Stored entries
• • • •

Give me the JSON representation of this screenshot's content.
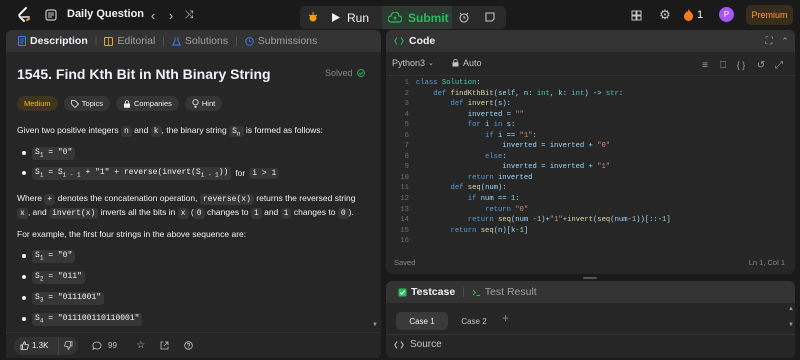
{
  "topbar": {
    "daily_label": "Daily Question",
    "run_label": "Run",
    "submit_label": "Submit",
    "streak_count": "1",
    "avatar_letter": "P",
    "premium_label": "Premium"
  },
  "left_tabs": {
    "description": "Description",
    "editorial": "Editorial",
    "solutions": "Solutions",
    "submissions": "Submissions"
  },
  "problem": {
    "title": "1545. Find Kth Bit in Nth Binary String",
    "status": "Solved",
    "chips": {
      "difficulty": "Medium",
      "topics": "Topics",
      "companies": "Companies",
      "hint": "Hint"
    },
    "intro_prefix": "Given two positive integers",
    "intro_n": "n",
    "intro_and": "and",
    "intro_k": "k",
    "intro_suffix": ", the binary string",
    "intro_tail": "is formed as follows:",
    "rule1": "= \"0\"",
    "rule2_a": "= S",
    "rule2_b": "+ \"1\" + reverse(invert(S",
    "rule2_c": "))",
    "rule2_for": "for",
    "rule2_cond": "i > 1",
    "para2_a": "Where",
    "para2_plus": "+",
    "para2_b": "denotes the concatenation operation,",
    "para2_rev": "reverse(x)",
    "para2_c": "returns the reversed string",
    "para2_x": "x",
    "para2_d": ", and",
    "para2_inv": "invert(x)",
    "para2_e": "inverts all the bits in",
    "para2_f": "(",
    "para2_zero": "0",
    "para2_g": "changes to",
    "para2_one": "1",
    "para2_h": "and",
    "para2_one_b": "1",
    "para2_i": "changes to",
    "para2_zero_b": "0",
    "para2_j": ").",
    "example_intro": "For example, the first four strings in the above sequence are:",
    "examples": [
      {
        "sub": "1",
        "val": "= \"0\""
      },
      {
        "sub": "2",
        "val": "= \"011\""
      },
      {
        "sub": "3",
        "val": "= \"0111001\""
      },
      {
        "sub": "4",
        "val": "= \"011100110110001\""
      }
    ]
  },
  "bottom": {
    "likes": "1.3K",
    "comments": "99"
  },
  "editor": {
    "header_label": "Code",
    "language": "Python3",
    "mode": "Auto",
    "saved": "Saved",
    "position": "Ln 1, Col 1",
    "lines": [
      "class Solution:",
      "    def findKthBit(self, n: int, k: int) -> str:",
      "        def invert(s):",
      "            inverted = \"\"",
      "            for i in s:",
      "                if i == \"1\":",
      "                    inverted = inverted + \"0\"",
      "                else:",
      "                    inverted = inverted + \"1\"",
      "            return inverted",
      "        def seq(num):",
      "            if num == 1:",
      "                return \"0\"",
      "            return seq(num -1)+\"1\"+invert(seq(num-1))[::-1]",
      "        return seq(n)[k-1]",
      ""
    ]
  },
  "testpanel": {
    "testcase_label": "Testcase",
    "result_label": "Test Result",
    "case1": "Case 1",
    "case2": "Case 2",
    "source_label": "Source"
  }
}
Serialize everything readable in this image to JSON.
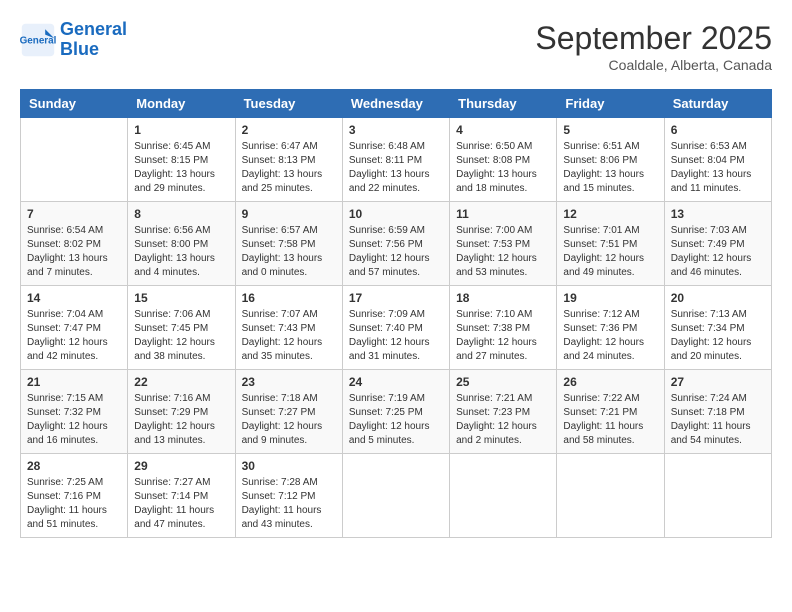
{
  "logo": {
    "line1": "General",
    "line2": "Blue"
  },
  "title": "September 2025",
  "subtitle": "Coaldale, Alberta, Canada",
  "days_of_week": [
    "Sunday",
    "Monday",
    "Tuesday",
    "Wednesday",
    "Thursday",
    "Friday",
    "Saturday"
  ],
  "weeks": [
    [
      {
        "day": "",
        "content": ""
      },
      {
        "day": "1",
        "content": "Sunrise: 6:45 AM\nSunset: 8:15 PM\nDaylight: 13 hours\nand 29 minutes."
      },
      {
        "day": "2",
        "content": "Sunrise: 6:47 AM\nSunset: 8:13 PM\nDaylight: 13 hours\nand 25 minutes."
      },
      {
        "day": "3",
        "content": "Sunrise: 6:48 AM\nSunset: 8:11 PM\nDaylight: 13 hours\nand 22 minutes."
      },
      {
        "day": "4",
        "content": "Sunrise: 6:50 AM\nSunset: 8:08 PM\nDaylight: 13 hours\nand 18 minutes."
      },
      {
        "day": "5",
        "content": "Sunrise: 6:51 AM\nSunset: 8:06 PM\nDaylight: 13 hours\nand 15 minutes."
      },
      {
        "day": "6",
        "content": "Sunrise: 6:53 AM\nSunset: 8:04 PM\nDaylight: 13 hours\nand 11 minutes."
      }
    ],
    [
      {
        "day": "7",
        "content": "Sunrise: 6:54 AM\nSunset: 8:02 PM\nDaylight: 13 hours\nand 7 minutes."
      },
      {
        "day": "8",
        "content": "Sunrise: 6:56 AM\nSunset: 8:00 PM\nDaylight: 13 hours\nand 4 minutes."
      },
      {
        "day": "9",
        "content": "Sunrise: 6:57 AM\nSunset: 7:58 PM\nDaylight: 13 hours\nand 0 minutes."
      },
      {
        "day": "10",
        "content": "Sunrise: 6:59 AM\nSunset: 7:56 PM\nDaylight: 12 hours\nand 57 minutes."
      },
      {
        "day": "11",
        "content": "Sunrise: 7:00 AM\nSunset: 7:53 PM\nDaylight: 12 hours\nand 53 minutes."
      },
      {
        "day": "12",
        "content": "Sunrise: 7:01 AM\nSunset: 7:51 PM\nDaylight: 12 hours\nand 49 minutes."
      },
      {
        "day": "13",
        "content": "Sunrise: 7:03 AM\nSunset: 7:49 PM\nDaylight: 12 hours\nand 46 minutes."
      }
    ],
    [
      {
        "day": "14",
        "content": "Sunrise: 7:04 AM\nSunset: 7:47 PM\nDaylight: 12 hours\nand 42 minutes."
      },
      {
        "day": "15",
        "content": "Sunrise: 7:06 AM\nSunset: 7:45 PM\nDaylight: 12 hours\nand 38 minutes."
      },
      {
        "day": "16",
        "content": "Sunrise: 7:07 AM\nSunset: 7:43 PM\nDaylight: 12 hours\nand 35 minutes."
      },
      {
        "day": "17",
        "content": "Sunrise: 7:09 AM\nSunset: 7:40 PM\nDaylight: 12 hours\nand 31 minutes."
      },
      {
        "day": "18",
        "content": "Sunrise: 7:10 AM\nSunset: 7:38 PM\nDaylight: 12 hours\nand 27 minutes."
      },
      {
        "day": "19",
        "content": "Sunrise: 7:12 AM\nSunset: 7:36 PM\nDaylight: 12 hours\nand 24 minutes."
      },
      {
        "day": "20",
        "content": "Sunrise: 7:13 AM\nSunset: 7:34 PM\nDaylight: 12 hours\nand 20 minutes."
      }
    ],
    [
      {
        "day": "21",
        "content": "Sunrise: 7:15 AM\nSunset: 7:32 PM\nDaylight: 12 hours\nand 16 minutes."
      },
      {
        "day": "22",
        "content": "Sunrise: 7:16 AM\nSunset: 7:29 PM\nDaylight: 12 hours\nand 13 minutes."
      },
      {
        "day": "23",
        "content": "Sunrise: 7:18 AM\nSunset: 7:27 PM\nDaylight: 12 hours\nand 9 minutes."
      },
      {
        "day": "24",
        "content": "Sunrise: 7:19 AM\nSunset: 7:25 PM\nDaylight: 12 hours\nand 5 minutes."
      },
      {
        "day": "25",
        "content": "Sunrise: 7:21 AM\nSunset: 7:23 PM\nDaylight: 12 hours\nand 2 minutes."
      },
      {
        "day": "26",
        "content": "Sunrise: 7:22 AM\nSunset: 7:21 PM\nDaylight: 11 hours\nand 58 minutes."
      },
      {
        "day": "27",
        "content": "Sunrise: 7:24 AM\nSunset: 7:18 PM\nDaylight: 11 hours\nand 54 minutes."
      }
    ],
    [
      {
        "day": "28",
        "content": "Sunrise: 7:25 AM\nSunset: 7:16 PM\nDaylight: 11 hours\nand 51 minutes."
      },
      {
        "day": "29",
        "content": "Sunrise: 7:27 AM\nSunset: 7:14 PM\nDaylight: 11 hours\nand 47 minutes."
      },
      {
        "day": "30",
        "content": "Sunrise: 7:28 AM\nSunset: 7:12 PM\nDaylight: 11 hours\nand 43 minutes."
      },
      {
        "day": "",
        "content": ""
      },
      {
        "day": "",
        "content": ""
      },
      {
        "day": "",
        "content": ""
      },
      {
        "day": "",
        "content": ""
      }
    ]
  ]
}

• • • •

Instructions for the task
From the entries, report each line that includes the word "JSON".

Correct response
Give me the JSON representation of this screenshot's content.
Serialize everything readable in this image to JSON.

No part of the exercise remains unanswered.